■ Written exercise
Under this task are some entries; return every one of them exactly.

■ Dataset
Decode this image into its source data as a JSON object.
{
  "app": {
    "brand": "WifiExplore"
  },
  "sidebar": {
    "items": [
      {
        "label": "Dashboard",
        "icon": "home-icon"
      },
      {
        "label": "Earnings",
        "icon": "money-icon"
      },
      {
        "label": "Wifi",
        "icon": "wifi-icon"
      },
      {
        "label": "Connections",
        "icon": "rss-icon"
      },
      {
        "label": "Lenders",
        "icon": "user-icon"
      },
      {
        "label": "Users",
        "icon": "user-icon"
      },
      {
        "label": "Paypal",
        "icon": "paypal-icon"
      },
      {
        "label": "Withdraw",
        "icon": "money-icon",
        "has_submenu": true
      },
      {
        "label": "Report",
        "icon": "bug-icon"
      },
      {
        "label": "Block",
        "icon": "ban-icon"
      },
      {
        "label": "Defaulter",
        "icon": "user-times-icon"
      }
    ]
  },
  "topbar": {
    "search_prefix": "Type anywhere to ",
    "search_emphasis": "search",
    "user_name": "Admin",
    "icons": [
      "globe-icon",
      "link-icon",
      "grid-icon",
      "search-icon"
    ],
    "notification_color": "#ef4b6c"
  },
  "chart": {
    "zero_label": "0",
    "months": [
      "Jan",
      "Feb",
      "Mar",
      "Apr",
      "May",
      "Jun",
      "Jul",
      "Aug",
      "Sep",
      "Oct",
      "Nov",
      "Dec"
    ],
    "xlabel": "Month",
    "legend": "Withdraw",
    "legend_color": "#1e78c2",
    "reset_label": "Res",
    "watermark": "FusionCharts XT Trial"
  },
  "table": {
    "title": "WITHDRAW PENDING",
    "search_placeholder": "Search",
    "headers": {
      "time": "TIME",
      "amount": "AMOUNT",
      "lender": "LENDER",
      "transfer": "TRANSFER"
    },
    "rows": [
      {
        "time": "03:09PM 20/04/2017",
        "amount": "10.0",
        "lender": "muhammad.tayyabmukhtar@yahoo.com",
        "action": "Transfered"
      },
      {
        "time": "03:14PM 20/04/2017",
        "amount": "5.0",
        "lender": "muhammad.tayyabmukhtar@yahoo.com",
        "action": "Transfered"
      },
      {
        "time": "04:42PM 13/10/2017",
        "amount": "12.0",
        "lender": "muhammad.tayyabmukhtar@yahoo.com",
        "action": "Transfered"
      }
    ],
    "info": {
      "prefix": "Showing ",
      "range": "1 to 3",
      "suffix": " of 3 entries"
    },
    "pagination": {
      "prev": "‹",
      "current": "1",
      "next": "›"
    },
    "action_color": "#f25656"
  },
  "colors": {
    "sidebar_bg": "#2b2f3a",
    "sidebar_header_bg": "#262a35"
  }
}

■ Written solution
Decode this image into its source data as a JSON object.
{
  "app": {
    "brand": "WifiExplore"
  },
  "sidebar": {
    "items": [
      {
        "label": "Dashboard",
        "icon": "home-icon"
      },
      {
        "label": "Earnings",
        "icon": "money-icon"
      },
      {
        "label": "Wifi",
        "icon": "wifi-icon"
      },
      {
        "label": "Connections",
        "icon": "rss-icon"
      },
      {
        "label": "Lenders",
        "icon": "user-icon"
      },
      {
        "label": "Users",
        "icon": "user-icon"
      },
      {
        "label": "Paypal",
        "icon": "paypal-icon"
      },
      {
        "label": "Withdraw",
        "icon": "money-icon",
        "has_submenu": true
      },
      {
        "label": "Report",
        "icon": "bug-icon"
      },
      {
        "label": "Block",
        "icon": "ban-icon"
      },
      {
        "label": "Defaulter",
        "icon": "user-times-icon"
      }
    ]
  },
  "topbar": {
    "search_prefix": "Type anywhere to ",
    "search_emphasis": "search",
    "user_name": "Admin",
    "icons": [
      "globe-icon",
      "link-icon",
      "grid-icon",
      "search-icon"
    ],
    "notification_color": "#ef4b6c"
  },
  "chart": {
    "zero_label": "0",
    "months": [
      "Jan",
      "Feb",
      "Mar",
      "Apr",
      "May",
      "Jun",
      "Jul",
      "Aug",
      "Sep",
      "Oct",
      "Nov",
      "Dec"
    ],
    "xlabel": "Month",
    "legend": "Withdraw",
    "legend_color": "#1e78c2",
    "reset_label": "Res",
    "watermark": "FusionCharts XT Trial"
  },
  "table": {
    "title": "WITHDRAW PENDING",
    "search_placeholder": "Search",
    "headers": {
      "time": "TIME",
      "amount": "AMOUNT",
      "lender": "LENDER",
      "transfer": "TRANSFER"
    },
    "rows": [
      {
        "time": "03:09PM 20/04/2017",
        "amount": "10.0",
        "lender": "muhammad.tayyabmukhtar@yahoo.com",
        "action": "Transfered"
      },
      {
        "time": "03:14PM 20/04/2017",
        "amount": "5.0",
        "lender": "muhammad.tayyabmukhtar@yahoo.com",
        "action": "Transfered"
      },
      {
        "time": "04:42PM 13/10/2017",
        "amount": "12.0",
        "lender": "muhammad.tayyabmukhtar@yahoo.com",
        "action": "Transfered"
      }
    ],
    "info": {
      "prefix": "Showing ",
      "range": "1 to 3",
      "suffix": " of 3 entries"
    },
    "pagination": {
      "prev": "‹",
      "current": "1",
      "next": "›"
    },
    "action_color": "#f25656"
  },
  "colors": {
    "sidebar_bg": "#2b2f3a",
    "sidebar_header_bg": "#262a35"
  }
}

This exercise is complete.